## Task
Compile every line that includes the word "ylabel".

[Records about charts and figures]
┌────────
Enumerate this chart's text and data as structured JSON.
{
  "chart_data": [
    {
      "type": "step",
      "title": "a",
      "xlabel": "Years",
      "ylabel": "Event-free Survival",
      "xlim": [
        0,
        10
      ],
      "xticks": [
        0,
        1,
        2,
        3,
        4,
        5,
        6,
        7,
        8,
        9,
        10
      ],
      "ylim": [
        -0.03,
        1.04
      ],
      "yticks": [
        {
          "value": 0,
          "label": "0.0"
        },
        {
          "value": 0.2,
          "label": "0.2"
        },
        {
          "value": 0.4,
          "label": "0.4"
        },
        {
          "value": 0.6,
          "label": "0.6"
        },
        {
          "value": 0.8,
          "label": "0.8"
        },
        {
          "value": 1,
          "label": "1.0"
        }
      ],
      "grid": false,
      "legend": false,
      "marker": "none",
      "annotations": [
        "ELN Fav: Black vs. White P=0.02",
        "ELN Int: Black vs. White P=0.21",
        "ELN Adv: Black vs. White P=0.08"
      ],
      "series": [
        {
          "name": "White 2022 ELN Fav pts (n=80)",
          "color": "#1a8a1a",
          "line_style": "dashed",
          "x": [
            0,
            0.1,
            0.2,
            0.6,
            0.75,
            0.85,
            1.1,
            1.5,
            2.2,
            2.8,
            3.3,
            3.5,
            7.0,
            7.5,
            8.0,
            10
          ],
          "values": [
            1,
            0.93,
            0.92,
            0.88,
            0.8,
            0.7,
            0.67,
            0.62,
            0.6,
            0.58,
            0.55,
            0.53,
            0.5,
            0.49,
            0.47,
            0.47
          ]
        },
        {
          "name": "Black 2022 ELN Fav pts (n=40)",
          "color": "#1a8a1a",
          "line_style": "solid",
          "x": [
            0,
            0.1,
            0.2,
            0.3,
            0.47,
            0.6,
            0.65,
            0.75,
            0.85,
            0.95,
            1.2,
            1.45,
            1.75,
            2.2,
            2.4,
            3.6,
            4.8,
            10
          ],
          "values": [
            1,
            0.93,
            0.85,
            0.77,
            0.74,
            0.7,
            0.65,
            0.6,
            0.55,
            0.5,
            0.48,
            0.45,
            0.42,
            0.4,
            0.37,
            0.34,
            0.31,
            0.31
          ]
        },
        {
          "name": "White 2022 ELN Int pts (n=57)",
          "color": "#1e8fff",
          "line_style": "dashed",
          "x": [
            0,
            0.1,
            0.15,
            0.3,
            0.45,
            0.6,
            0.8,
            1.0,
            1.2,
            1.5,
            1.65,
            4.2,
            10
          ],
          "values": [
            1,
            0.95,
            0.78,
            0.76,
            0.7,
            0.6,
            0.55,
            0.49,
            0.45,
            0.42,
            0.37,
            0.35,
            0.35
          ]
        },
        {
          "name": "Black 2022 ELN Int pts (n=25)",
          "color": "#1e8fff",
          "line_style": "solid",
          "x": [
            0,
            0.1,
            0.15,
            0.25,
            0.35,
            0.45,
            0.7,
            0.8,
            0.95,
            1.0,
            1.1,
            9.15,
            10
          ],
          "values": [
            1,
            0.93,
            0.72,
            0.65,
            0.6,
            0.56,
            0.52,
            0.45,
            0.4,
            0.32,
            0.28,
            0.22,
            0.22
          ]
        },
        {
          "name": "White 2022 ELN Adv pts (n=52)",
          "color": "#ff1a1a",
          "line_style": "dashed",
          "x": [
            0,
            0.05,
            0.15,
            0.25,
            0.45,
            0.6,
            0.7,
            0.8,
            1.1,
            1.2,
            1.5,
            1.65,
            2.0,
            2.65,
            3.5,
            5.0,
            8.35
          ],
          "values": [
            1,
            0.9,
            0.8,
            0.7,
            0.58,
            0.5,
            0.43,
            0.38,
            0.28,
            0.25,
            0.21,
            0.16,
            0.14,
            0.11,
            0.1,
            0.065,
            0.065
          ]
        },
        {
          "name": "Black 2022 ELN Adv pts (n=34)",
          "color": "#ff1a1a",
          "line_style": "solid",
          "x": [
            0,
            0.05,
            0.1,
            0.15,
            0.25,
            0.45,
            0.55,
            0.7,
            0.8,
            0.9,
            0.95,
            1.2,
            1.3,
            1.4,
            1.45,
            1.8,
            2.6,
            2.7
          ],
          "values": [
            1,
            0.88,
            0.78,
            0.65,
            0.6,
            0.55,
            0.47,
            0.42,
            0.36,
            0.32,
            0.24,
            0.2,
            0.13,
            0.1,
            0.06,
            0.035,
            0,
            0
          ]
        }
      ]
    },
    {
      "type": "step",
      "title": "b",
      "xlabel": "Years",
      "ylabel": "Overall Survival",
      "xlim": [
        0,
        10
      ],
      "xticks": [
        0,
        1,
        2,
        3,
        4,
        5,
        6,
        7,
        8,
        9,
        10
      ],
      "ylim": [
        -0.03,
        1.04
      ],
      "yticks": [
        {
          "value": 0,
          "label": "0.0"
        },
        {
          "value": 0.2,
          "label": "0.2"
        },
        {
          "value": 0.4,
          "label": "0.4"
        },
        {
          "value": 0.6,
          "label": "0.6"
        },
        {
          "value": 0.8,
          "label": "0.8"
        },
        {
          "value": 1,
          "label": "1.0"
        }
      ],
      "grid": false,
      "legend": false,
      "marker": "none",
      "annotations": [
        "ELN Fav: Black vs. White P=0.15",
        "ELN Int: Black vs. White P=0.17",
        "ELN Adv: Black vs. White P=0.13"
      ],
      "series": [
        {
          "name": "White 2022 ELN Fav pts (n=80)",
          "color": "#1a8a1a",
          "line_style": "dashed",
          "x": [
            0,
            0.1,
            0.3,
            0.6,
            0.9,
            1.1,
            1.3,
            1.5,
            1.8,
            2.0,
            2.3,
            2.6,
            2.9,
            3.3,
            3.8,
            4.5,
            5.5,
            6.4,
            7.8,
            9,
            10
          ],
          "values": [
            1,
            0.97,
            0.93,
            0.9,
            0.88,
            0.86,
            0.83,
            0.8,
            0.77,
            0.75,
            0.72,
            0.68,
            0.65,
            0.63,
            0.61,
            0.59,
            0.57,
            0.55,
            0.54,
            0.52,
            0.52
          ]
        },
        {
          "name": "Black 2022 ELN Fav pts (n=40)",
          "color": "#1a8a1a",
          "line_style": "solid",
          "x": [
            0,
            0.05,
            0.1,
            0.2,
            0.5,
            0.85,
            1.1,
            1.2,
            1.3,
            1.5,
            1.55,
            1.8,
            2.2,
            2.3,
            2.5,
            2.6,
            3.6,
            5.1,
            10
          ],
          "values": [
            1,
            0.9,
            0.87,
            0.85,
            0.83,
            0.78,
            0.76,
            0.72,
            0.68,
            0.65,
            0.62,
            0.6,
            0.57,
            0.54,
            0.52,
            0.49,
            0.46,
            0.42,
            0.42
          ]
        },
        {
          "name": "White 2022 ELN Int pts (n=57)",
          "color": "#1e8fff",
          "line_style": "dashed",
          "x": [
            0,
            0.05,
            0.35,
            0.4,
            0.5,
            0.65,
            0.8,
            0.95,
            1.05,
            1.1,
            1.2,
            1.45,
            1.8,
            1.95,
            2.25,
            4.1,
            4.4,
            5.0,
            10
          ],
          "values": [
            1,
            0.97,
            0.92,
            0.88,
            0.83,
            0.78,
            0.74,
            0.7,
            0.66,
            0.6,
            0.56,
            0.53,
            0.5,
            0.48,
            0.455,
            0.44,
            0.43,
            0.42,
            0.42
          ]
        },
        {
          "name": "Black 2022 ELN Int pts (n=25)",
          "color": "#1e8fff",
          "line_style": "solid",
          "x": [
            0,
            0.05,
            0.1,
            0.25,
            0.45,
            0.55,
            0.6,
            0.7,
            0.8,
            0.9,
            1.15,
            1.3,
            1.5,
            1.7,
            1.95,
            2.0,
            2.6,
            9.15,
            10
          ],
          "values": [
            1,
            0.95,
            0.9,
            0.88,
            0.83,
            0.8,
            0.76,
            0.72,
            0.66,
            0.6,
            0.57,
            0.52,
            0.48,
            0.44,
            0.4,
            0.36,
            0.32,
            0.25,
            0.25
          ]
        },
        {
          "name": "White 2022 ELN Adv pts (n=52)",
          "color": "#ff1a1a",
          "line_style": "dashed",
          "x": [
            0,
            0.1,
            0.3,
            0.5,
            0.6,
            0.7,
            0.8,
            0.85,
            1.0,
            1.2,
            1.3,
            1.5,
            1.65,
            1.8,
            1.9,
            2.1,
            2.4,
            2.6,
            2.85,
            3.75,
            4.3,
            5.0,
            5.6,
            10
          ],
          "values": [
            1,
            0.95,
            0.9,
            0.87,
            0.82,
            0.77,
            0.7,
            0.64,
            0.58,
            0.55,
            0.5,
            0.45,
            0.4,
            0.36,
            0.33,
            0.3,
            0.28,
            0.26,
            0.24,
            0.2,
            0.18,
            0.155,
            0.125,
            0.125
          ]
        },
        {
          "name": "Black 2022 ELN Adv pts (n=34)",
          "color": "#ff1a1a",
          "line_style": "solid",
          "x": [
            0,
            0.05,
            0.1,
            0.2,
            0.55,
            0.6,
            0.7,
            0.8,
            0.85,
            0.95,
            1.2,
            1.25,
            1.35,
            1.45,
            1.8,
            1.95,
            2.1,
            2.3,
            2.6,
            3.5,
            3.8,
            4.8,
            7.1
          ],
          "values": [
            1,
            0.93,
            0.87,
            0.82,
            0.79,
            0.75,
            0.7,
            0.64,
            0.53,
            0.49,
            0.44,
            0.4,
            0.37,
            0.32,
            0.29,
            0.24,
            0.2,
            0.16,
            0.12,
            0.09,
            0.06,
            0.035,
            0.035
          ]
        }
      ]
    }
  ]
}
└────────
## Expected answer
      "ylabel": "Event-free Survival",
      "ylabel": "Overall Survival",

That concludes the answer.